Dans cette affaire, le juge des référés reconnait l'urgence au sens de l'article L. 521-1 CJA

3. En l'espèce, la décision en litige a pour effet de contraindre les requérants à inscrire leur enfant dans un établissement



scolaire en capacité de l'accueillir, dans un très bref délai, eu égard à la proximité de la rentrée scolaire. En outre, elle est de nature à modifier de manière importante l'organisation de l'enfant et de la famille et entrainerait même une séparation entre B et son père compte tenu des déplacements fréquents liés à l'exercice professionnel de ce dernier en qualité de travailleur indépendant, en faisant obstacle aux déplacements de la cellule familiale. En l'espèce, la condition d'urgence prévue par les dispositions citées au point 1 doit, dans ces conditions, être regardée comme remplie.

*Lignes de données*

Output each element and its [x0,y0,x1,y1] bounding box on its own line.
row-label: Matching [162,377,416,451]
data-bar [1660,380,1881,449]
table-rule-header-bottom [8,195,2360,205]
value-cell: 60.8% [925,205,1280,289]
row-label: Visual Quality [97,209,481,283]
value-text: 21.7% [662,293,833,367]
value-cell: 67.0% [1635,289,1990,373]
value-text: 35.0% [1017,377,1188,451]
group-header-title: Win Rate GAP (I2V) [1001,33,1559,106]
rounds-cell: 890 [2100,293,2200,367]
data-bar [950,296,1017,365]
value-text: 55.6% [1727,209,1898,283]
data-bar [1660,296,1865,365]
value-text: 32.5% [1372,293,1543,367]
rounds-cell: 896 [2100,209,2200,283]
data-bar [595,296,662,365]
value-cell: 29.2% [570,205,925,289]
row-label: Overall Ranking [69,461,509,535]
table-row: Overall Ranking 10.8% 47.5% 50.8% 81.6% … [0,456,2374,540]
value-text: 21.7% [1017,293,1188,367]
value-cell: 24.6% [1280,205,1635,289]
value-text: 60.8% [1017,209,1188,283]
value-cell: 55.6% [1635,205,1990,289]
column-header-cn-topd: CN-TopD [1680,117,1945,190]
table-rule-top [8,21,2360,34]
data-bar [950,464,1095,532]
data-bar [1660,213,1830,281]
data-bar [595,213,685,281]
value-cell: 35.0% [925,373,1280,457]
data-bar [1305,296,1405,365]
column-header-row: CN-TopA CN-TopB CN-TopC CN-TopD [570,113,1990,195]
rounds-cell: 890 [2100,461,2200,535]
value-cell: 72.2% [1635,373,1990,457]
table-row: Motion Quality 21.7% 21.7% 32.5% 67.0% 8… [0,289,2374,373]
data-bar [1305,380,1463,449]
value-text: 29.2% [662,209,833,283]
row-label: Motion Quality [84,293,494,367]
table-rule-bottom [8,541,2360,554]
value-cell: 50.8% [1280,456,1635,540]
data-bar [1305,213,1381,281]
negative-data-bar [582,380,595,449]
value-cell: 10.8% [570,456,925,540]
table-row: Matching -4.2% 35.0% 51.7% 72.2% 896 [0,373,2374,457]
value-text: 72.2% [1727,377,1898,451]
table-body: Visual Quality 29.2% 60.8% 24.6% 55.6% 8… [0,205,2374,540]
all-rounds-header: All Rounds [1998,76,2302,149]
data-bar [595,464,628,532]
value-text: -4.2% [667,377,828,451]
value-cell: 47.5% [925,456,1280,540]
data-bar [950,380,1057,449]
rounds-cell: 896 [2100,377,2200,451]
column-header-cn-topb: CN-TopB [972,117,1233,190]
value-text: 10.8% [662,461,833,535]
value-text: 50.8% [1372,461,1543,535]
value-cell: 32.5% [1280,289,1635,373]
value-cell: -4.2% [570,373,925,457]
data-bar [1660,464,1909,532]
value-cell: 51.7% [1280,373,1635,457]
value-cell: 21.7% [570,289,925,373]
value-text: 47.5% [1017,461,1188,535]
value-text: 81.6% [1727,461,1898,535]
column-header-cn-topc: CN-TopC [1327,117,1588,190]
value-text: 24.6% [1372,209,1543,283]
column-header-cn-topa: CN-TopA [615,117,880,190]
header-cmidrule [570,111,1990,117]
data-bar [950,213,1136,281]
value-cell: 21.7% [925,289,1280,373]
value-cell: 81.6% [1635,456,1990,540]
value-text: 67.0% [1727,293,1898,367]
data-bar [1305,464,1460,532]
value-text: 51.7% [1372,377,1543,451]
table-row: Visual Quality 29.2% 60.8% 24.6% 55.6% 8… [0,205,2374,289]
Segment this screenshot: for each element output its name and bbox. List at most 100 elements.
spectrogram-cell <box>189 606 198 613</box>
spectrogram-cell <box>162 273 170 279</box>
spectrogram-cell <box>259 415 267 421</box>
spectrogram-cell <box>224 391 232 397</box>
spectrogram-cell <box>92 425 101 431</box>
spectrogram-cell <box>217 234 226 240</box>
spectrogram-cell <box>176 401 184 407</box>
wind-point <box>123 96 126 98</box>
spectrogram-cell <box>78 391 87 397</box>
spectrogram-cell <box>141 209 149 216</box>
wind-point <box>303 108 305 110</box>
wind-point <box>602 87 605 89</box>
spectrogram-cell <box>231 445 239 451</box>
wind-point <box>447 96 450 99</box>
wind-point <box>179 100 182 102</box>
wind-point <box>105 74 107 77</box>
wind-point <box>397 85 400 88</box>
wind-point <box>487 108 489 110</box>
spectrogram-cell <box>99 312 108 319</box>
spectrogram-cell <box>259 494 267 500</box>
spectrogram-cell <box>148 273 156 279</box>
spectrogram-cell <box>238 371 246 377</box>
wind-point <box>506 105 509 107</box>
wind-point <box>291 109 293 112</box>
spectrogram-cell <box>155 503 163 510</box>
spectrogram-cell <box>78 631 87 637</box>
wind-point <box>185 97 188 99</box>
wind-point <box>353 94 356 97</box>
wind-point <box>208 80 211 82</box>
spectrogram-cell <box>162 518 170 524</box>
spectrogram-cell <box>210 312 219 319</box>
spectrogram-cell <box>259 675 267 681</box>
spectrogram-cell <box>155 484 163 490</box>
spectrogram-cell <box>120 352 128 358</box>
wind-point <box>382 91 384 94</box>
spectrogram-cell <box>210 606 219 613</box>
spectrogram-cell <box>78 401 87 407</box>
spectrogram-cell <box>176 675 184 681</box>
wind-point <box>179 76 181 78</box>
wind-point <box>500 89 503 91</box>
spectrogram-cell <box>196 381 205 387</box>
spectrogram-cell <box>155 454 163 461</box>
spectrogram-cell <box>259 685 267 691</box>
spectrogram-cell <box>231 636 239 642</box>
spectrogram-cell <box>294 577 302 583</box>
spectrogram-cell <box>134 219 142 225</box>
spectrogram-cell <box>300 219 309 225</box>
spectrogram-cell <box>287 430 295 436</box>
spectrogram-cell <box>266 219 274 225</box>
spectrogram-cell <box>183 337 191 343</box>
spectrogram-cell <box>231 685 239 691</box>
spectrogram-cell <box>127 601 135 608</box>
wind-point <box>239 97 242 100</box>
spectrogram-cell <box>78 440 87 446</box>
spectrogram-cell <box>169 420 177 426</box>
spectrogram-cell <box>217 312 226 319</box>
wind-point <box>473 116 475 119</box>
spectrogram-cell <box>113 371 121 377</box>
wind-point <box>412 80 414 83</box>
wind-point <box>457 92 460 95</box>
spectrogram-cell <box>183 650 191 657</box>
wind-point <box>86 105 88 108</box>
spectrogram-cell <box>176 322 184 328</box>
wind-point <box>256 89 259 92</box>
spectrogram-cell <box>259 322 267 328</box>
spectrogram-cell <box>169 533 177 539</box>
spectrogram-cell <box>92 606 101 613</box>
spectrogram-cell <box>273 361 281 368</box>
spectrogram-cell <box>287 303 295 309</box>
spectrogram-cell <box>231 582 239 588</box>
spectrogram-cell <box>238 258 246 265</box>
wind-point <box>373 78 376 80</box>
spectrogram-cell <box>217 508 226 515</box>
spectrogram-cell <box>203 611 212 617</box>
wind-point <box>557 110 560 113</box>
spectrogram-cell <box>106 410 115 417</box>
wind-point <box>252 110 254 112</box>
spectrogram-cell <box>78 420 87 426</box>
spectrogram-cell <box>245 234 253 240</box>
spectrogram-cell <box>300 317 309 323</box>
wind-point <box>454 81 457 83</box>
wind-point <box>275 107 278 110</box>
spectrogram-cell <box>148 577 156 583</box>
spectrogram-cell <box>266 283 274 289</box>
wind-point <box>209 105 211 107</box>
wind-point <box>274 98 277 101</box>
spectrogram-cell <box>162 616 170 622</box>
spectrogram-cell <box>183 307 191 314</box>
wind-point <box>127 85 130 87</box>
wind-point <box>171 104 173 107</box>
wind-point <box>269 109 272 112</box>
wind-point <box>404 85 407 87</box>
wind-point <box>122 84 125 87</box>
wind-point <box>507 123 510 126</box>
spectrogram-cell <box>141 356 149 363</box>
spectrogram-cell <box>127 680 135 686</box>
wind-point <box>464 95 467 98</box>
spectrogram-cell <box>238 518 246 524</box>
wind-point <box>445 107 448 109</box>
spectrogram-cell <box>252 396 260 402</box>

*Exercice*
Réécrivez sous forme de liste le paragraphe du texte fourni qui commence par « 3. En l'espèce, la décision en litige », en conservant ses faits principaux.

*Bonne réponse*
- La décision en litige oblige les requérants à inscrire leur enfant, dans un très bref délai vu la proximité de la rentrée, dans un établissement scolaire capable de l'accueillir.
- Elle modifierait de manière importante l'organisation de l'enfant et de la famille.
- Elle ferait obstacle aux déplacements de la cellule familiale et entraînerait une séparation entre B et son père, travailleur indépendant aux déplacements professionnels fréquents.
- La condition d'urgence prévue par les dispositions citées au point 1 est donc regardée comme remplie.